*Objective*
Using the data below, copy each line that includes the word "Rani".

*Task input*
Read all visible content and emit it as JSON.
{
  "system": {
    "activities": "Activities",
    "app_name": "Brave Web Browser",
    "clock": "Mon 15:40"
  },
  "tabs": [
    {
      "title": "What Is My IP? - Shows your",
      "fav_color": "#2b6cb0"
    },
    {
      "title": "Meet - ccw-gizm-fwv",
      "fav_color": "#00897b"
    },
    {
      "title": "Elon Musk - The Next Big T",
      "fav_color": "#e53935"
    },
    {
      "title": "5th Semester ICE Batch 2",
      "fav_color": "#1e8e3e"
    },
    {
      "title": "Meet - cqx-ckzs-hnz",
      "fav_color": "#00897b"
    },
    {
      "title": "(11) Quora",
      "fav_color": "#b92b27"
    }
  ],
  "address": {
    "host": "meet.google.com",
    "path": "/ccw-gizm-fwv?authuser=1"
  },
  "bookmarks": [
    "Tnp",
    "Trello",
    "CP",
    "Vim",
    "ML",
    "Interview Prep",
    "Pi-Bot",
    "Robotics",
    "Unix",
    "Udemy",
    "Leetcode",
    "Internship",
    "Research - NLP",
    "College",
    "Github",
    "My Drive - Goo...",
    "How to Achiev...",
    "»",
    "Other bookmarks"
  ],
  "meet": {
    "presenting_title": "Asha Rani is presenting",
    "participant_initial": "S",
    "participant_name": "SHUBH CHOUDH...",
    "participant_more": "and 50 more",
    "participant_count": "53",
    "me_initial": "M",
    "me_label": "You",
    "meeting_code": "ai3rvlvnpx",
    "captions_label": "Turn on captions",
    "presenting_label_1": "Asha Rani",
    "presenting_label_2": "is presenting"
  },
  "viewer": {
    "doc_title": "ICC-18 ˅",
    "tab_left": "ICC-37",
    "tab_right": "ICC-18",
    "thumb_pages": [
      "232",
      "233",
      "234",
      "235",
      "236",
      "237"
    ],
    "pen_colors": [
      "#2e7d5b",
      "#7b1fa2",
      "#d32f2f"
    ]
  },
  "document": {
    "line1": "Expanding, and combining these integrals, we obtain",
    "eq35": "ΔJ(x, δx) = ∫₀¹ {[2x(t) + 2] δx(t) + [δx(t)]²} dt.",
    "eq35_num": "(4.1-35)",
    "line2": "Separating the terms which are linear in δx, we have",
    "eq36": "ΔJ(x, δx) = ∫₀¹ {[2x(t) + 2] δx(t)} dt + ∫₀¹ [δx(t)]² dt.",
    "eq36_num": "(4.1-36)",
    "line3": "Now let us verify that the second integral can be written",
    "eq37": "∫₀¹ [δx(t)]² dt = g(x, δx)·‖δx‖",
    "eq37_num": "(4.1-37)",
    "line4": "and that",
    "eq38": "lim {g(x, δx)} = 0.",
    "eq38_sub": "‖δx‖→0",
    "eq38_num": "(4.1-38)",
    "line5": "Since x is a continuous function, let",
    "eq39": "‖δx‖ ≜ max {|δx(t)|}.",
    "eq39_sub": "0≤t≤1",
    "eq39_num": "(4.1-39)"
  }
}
--
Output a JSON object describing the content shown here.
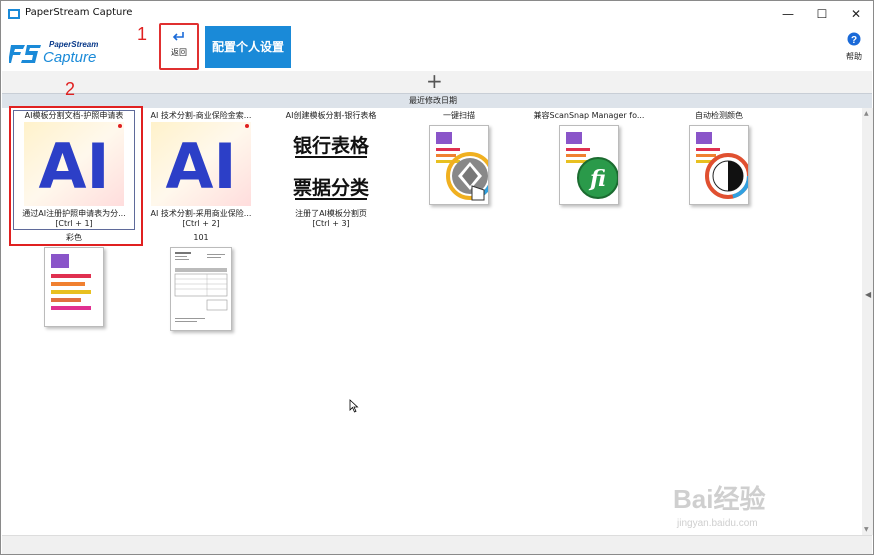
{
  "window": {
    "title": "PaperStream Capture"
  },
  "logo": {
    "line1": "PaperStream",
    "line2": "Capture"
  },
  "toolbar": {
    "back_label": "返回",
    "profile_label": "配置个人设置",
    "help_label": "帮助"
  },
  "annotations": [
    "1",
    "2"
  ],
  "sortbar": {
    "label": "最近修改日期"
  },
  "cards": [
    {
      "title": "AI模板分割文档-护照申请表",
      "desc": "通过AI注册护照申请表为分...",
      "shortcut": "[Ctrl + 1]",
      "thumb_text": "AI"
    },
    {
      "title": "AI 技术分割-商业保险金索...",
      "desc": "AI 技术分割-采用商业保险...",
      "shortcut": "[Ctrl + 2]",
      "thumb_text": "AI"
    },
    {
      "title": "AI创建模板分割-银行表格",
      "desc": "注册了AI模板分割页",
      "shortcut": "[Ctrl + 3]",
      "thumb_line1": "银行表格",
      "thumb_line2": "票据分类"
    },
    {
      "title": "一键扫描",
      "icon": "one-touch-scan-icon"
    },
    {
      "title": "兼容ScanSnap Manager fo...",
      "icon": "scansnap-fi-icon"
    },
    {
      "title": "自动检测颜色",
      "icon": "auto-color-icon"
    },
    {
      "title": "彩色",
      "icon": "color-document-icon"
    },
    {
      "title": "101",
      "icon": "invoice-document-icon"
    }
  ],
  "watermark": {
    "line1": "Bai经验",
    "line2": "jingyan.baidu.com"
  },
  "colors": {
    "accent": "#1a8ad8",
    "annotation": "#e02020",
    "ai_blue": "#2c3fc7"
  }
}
==
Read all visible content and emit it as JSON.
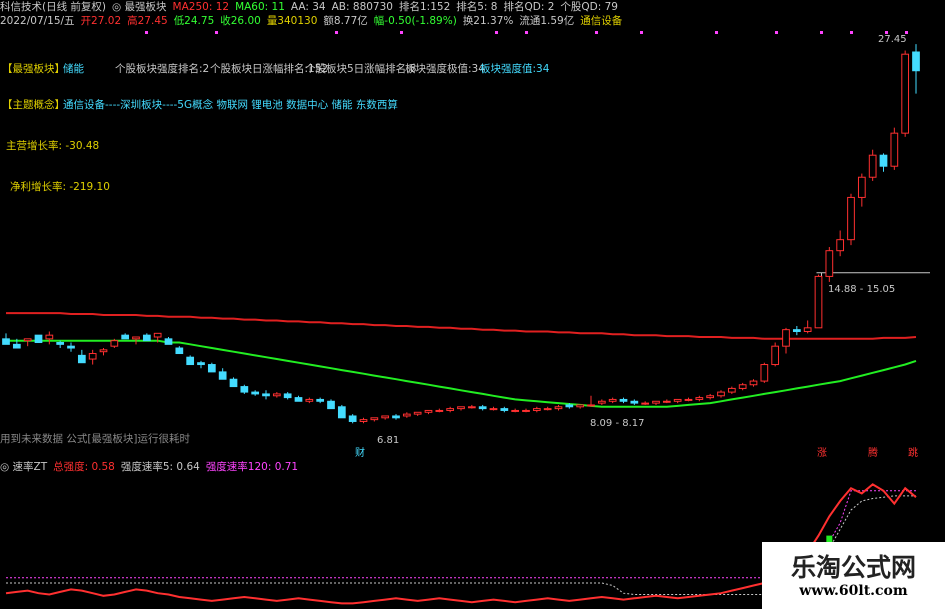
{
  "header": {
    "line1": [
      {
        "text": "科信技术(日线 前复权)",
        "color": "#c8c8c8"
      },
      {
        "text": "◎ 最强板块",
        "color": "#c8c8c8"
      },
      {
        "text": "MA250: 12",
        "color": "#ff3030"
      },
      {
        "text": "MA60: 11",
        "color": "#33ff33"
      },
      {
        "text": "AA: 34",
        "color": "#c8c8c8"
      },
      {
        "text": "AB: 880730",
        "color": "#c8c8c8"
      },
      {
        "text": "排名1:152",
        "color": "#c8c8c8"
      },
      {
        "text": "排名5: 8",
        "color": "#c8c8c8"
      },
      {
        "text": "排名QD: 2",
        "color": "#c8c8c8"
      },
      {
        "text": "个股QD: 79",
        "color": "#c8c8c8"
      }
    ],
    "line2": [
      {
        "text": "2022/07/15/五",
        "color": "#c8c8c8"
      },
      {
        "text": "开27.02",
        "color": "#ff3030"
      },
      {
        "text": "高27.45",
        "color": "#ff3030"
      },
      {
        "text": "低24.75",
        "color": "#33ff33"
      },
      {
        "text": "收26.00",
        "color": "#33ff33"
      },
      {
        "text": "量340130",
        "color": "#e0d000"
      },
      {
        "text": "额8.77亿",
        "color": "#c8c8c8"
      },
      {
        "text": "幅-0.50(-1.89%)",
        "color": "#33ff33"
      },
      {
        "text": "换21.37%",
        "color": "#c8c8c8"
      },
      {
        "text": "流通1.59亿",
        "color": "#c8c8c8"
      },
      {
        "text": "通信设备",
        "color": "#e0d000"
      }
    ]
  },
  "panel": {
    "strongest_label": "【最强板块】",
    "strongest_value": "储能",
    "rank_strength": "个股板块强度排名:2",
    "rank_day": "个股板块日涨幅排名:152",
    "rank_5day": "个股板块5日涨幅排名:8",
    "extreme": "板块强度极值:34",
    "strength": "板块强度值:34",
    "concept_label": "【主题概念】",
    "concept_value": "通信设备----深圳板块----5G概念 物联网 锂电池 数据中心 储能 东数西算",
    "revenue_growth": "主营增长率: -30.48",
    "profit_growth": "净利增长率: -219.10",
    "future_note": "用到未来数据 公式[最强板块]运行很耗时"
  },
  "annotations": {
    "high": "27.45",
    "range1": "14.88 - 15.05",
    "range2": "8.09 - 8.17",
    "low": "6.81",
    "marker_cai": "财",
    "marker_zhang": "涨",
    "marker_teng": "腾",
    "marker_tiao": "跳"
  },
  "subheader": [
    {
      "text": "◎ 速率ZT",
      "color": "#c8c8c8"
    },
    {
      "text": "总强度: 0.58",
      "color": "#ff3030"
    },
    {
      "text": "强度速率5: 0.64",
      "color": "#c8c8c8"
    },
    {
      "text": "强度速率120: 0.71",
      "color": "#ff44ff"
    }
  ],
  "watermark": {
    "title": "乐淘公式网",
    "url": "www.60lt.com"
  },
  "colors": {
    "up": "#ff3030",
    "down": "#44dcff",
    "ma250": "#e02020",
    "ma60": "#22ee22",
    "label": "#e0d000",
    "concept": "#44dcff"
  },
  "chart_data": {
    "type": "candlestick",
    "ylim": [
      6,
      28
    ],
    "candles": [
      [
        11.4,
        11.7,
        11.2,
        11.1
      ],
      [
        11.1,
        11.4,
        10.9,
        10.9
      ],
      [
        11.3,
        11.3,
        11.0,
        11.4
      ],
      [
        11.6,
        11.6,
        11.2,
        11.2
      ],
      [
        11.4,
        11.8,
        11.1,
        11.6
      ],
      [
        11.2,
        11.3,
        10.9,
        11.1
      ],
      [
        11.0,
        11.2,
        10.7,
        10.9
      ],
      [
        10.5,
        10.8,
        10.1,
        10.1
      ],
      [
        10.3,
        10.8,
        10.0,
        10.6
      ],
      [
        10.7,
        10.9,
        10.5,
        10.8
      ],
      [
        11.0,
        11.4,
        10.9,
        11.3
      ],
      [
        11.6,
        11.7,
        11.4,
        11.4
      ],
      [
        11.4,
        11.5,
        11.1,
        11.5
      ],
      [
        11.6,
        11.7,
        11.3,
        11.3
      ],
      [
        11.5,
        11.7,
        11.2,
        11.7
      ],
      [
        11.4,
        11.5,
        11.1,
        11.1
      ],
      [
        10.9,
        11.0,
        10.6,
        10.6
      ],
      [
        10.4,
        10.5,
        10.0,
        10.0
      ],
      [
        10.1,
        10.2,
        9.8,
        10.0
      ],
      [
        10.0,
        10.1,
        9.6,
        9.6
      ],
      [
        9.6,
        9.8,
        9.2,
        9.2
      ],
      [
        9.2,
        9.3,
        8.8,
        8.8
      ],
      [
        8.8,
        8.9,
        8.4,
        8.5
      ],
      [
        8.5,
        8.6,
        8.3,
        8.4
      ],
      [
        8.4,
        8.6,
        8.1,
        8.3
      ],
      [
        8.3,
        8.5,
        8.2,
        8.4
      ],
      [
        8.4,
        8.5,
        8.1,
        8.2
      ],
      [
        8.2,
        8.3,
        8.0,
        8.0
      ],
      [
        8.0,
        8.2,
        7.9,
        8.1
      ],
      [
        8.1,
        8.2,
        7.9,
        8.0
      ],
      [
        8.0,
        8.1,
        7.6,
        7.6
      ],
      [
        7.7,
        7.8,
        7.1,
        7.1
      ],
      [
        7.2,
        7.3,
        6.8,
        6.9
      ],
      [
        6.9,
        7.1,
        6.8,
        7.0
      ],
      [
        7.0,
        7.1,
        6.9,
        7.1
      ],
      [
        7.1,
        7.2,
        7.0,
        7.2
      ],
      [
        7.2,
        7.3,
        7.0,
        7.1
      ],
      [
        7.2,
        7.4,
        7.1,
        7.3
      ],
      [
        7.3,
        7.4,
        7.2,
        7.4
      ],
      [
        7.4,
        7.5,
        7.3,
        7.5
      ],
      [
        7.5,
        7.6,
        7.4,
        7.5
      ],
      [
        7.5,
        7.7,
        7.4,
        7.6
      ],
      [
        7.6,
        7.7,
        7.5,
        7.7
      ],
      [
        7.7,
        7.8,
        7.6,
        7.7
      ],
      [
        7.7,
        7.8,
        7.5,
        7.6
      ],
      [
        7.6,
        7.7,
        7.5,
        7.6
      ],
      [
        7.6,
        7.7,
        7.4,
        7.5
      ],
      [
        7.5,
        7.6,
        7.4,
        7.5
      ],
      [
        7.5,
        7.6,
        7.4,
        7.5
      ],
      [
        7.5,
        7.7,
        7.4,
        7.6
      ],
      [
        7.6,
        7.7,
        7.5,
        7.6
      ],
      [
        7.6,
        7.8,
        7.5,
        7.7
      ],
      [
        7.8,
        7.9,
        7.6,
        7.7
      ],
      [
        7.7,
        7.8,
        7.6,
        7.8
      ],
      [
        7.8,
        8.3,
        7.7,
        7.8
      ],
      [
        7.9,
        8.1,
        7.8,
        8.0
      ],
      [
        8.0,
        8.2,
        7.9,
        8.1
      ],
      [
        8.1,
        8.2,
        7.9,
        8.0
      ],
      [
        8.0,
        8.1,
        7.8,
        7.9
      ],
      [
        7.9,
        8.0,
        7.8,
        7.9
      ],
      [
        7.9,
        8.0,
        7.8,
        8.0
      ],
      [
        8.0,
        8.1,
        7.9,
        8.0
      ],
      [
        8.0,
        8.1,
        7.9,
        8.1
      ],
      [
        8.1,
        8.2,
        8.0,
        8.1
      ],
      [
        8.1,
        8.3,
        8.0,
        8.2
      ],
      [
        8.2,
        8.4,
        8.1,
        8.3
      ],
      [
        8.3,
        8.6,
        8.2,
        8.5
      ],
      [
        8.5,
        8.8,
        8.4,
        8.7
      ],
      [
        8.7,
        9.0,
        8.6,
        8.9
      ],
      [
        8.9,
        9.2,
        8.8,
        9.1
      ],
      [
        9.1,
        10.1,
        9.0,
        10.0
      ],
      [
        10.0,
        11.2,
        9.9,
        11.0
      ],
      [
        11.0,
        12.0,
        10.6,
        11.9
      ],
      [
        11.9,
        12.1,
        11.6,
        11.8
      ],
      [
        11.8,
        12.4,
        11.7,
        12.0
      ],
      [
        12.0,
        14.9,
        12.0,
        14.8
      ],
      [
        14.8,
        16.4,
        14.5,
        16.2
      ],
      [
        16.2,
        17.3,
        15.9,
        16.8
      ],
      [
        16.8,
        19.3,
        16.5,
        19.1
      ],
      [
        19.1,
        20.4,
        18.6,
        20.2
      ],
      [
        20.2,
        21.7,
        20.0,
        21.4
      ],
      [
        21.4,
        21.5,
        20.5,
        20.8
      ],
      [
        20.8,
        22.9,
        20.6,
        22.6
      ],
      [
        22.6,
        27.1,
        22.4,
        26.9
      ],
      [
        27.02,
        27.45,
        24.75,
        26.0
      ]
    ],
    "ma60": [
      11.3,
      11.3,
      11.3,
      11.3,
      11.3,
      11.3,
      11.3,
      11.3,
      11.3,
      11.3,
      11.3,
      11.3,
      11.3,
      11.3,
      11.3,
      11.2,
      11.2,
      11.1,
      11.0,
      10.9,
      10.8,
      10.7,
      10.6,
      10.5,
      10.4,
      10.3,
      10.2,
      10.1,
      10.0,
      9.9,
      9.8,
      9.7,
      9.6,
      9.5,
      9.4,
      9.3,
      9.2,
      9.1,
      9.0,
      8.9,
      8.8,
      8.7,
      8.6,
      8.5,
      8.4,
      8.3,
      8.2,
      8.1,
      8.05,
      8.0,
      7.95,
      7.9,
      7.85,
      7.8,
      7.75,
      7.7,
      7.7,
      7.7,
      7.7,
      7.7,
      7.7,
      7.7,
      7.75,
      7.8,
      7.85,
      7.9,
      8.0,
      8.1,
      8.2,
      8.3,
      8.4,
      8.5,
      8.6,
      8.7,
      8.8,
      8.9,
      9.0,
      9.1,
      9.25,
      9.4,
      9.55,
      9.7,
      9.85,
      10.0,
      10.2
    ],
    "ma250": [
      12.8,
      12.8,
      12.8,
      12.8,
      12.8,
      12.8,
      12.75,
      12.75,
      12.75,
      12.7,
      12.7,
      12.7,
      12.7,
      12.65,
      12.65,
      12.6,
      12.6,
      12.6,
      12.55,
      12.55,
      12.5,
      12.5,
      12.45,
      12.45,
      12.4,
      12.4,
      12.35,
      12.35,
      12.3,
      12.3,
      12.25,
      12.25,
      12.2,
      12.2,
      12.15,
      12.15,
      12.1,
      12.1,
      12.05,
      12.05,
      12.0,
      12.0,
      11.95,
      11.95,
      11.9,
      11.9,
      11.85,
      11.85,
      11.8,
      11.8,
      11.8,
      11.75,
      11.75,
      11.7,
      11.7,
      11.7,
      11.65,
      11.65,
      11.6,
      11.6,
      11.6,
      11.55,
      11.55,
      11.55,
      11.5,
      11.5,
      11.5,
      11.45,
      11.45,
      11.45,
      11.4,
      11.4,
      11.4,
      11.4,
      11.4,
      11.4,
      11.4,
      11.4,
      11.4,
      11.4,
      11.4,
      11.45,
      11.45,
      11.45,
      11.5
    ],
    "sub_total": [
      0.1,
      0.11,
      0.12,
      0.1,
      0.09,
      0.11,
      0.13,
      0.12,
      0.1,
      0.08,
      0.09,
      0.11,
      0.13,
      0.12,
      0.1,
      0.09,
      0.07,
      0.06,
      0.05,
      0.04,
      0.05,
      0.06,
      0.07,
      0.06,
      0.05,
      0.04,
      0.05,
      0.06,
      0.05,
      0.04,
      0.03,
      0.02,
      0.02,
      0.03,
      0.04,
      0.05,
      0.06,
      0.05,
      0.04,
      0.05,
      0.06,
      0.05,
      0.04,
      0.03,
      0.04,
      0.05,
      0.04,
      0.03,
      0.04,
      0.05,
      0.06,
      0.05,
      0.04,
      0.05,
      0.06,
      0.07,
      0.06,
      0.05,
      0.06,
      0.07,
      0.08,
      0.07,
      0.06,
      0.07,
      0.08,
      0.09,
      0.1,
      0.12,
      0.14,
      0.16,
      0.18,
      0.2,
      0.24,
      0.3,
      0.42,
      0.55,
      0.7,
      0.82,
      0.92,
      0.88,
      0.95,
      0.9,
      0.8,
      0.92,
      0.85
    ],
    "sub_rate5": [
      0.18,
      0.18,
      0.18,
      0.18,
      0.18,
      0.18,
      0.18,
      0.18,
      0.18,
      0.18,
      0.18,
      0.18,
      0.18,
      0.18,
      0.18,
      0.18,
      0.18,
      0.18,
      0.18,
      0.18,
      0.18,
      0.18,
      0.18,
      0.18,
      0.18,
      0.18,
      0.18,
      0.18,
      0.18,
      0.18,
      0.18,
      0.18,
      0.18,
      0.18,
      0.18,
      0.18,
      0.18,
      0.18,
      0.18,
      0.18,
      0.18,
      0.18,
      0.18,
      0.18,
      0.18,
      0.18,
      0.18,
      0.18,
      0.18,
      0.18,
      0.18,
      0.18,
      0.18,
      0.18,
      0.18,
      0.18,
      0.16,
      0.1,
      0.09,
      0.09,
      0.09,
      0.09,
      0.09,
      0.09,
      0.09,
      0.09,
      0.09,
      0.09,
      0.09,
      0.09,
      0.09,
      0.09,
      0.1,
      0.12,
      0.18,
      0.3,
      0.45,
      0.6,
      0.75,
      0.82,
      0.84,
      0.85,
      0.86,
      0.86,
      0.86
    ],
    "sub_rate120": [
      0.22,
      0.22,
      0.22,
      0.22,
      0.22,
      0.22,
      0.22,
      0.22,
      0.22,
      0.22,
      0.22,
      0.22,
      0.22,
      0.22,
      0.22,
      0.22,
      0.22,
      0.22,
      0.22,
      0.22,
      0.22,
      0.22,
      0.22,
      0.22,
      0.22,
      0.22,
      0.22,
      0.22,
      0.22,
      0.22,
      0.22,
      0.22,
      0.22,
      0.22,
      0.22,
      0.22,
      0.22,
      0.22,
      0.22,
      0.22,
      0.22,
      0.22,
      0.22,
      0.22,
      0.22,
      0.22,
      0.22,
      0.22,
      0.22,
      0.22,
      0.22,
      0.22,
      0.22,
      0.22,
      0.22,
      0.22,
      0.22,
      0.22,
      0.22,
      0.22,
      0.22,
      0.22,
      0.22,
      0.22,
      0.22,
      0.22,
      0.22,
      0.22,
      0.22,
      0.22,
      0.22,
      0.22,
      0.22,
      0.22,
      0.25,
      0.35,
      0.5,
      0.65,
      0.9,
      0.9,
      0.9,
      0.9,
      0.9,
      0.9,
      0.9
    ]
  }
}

*Complete answer*
    "presenting_title": "Asha Rani is presenting",
    "presenting_label_1": "Asha Rani",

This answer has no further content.